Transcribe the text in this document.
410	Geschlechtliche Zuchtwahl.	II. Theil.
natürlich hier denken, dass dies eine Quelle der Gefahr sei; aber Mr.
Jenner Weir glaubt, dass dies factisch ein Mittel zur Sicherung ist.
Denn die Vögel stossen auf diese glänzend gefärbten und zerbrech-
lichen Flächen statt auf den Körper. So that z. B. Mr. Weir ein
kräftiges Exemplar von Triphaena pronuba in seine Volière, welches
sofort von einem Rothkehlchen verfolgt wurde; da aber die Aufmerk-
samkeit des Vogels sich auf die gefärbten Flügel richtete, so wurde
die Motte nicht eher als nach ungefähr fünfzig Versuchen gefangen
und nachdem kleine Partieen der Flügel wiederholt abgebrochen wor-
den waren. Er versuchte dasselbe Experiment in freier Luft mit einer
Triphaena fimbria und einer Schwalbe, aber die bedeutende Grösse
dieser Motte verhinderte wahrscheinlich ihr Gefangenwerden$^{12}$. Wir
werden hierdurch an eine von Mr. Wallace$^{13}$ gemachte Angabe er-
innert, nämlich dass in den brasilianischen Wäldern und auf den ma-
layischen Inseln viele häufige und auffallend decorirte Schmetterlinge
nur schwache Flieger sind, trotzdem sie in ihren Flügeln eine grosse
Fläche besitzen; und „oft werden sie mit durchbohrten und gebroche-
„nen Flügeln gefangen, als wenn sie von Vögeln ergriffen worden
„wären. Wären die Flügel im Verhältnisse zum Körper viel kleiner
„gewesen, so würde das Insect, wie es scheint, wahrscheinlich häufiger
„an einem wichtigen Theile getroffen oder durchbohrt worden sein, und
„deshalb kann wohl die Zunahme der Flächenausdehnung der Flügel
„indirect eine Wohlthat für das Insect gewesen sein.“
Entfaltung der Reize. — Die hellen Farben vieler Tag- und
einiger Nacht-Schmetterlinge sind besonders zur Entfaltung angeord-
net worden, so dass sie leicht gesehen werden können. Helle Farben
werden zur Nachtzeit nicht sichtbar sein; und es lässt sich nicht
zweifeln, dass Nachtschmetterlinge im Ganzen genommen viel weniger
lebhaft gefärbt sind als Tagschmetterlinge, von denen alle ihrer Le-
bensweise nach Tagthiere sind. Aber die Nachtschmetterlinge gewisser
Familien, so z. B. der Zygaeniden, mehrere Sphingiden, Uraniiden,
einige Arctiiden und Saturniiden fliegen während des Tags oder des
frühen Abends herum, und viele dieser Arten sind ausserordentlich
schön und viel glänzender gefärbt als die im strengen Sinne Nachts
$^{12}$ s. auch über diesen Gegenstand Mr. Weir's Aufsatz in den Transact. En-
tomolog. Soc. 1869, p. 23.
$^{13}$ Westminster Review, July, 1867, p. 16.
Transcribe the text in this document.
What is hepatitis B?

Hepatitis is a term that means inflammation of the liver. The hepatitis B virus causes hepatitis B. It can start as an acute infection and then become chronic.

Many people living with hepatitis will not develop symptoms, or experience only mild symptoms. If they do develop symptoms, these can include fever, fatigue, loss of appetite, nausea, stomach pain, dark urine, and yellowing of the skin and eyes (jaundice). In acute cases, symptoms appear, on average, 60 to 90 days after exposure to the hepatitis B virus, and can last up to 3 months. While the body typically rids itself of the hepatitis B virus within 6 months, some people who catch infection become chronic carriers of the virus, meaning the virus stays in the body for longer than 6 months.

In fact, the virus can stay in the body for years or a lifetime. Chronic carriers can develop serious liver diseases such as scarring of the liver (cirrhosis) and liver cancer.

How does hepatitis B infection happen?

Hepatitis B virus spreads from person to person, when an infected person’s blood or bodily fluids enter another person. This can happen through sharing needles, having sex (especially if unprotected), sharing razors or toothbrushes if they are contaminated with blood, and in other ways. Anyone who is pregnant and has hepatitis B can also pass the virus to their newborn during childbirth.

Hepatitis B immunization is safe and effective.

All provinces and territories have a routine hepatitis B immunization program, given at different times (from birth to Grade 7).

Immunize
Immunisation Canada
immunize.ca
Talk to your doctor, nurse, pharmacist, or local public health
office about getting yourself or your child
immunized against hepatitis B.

Your instructions: Give the complete listing again, exactly as it appears above.

Result:
Transcribe the text in this document.
410	Geschlechtliche Zuchtwahl.	II. Theil.
natürlich hier denken, dass dies eine Quelle der Gefahr sei; aber Mr.
Jenner Weir glaubt, dass dies factisch ein Mittel zur Sicherung ist.
Denn die Vögel stossen auf diese glänzend gefärbten und zerbrech-
lichen Flächen statt auf den Körper. So that z. B. Mr. Weir ein
kräftiges Exemplar von Triphaena pronuba in seine Volière, welches
sofort von einem Rothkehlchen verfolgt wurde; da aber die Aufmerk-
samkeit des Vogels sich auf die gefärbten Flügel richtete, so wurde
die Motte nicht eher als nach ungefähr fünfzig Versuchen gefangen
und nachdem kleine Partieen der Flügel wiederholt abgebrochen wor-
den waren. Er versuchte dasselbe Experiment in freier Luft mit einer
Triphaena fimbria und einer Schwalbe, aber die bedeutende Grösse
dieser Motte verhinderte wahrscheinlich ihr Gefangenwerden$^{12}$. Wir
werden hierdurch an eine von Mr. Wallace$^{13}$ gemachte Angabe er-
innert, nämlich dass in den brasilianischen Wäldern und auf den ma-
layischen Inseln viele häufige und auffallend decorirte Schmetterlinge
nur schwache Flieger sind, trotzdem sie in ihren Flügeln eine grosse
Fläche besitzen; und „oft werden sie mit durchbohrten und gebroche-
„nen Flügeln gefangen, als wenn sie von Vögeln ergriffen worden
„wären. Wären die Flügel im Verhältnisse zum Körper viel kleiner
„gewesen, so würde das Insect, wie es scheint, wahrscheinlich häufiger
„an einem wichtigen Theile getroffen oder durchbohrt worden sein, und
„deshalb kann wohl die Zunahme der Flächenausdehnung der Flügel
„indirect eine Wohlthat für das Insect gewesen sein.“
Entfaltung der Reize. — Die hellen Farben vieler Tag- und
einiger Nacht-Schmetterlinge sind besonders zur Entfaltung angeord-
net worden, so dass sie leicht gesehen werden können. Helle Farben
werden zur Nachtzeit nicht sichtbar sein; und es lässt sich nicht
zweifeln, dass Nachtschmetterlinge im Ganzen genommen viel weniger
lebhaft gefärbt sind als Tagschmetterlinge, von denen alle ihrer Le-
bensweise nach Tagthiere sind. Aber die Nachtschmetterlinge gewisser
Familien, so z. B. der Zygaeniden, mehrere Sphingiden, Uraniiden,
einige Arctiiden und Saturniiden fliegen während des Tags oder des
frühen Abends herum, und viele dieser Arten sind ausserordentlich
schön und viel glänzender gefärbt als die im strengen Sinne Nachts
$^{12}$ s. auch über diesen Gegenstand Mr. Weir's Aufsatz in den Transact. En-
tomolog. Soc. 1869, p. 23.
$^{13}$ Westminster Review, July, 1867, p. 16.
Transcribe the text in this document.
What is hepatitis B?

Hepatitis is a term that means inflammation of the liver. The hepatitis B virus causes hepatitis B. It can start as an acute infection and then become chronic.

Many people living with hepatitis will not develop symptoms, or experience only mild symptoms. If they do develop symptoms, these can include fever, fatigue, loss of appetite, nausea, stomach pain, dark urine, and yellowing of the skin and eyes (jaundice). In acute cases, symptoms appear, on average, 60 to 90 days after exposure to the hepatitis B virus, and can last up to 3 months. While the body typically rids itself of the hepatitis B virus within 6 months, some people who catch infection become chronic carriers of the virus, meaning the virus stays in the body for longer than 6 months.

In fact, the virus can stay in the body for years or a lifetime. Chronic carriers can develop serious liver diseases such as scarring of the liver (cirrhosis) and liver cancer.

How does hepatitis B infection happen?

Hepatitis B virus spreads from person to person, when an infected person’s blood or bodily fluids enter another person. This can happen through sharing needles, having sex (especially if unprotected), sharing razors or toothbrushes if they are contaminated with blood, and in other ways. Anyone who is pregnant and has hepatitis B can also pass the virus to their newborn during childbirth.

Hepatitis B immunization is safe and effective.

All provinces and territories have a routine hepatitis B immunization program, given at different times (from birth to Grade 7).

Immunize
Immunisation Canada
immunize.ca
Talk to your doctor, nurse, pharmacist, or local public health
office about getting yourself or your child
immunized against hepatitis B.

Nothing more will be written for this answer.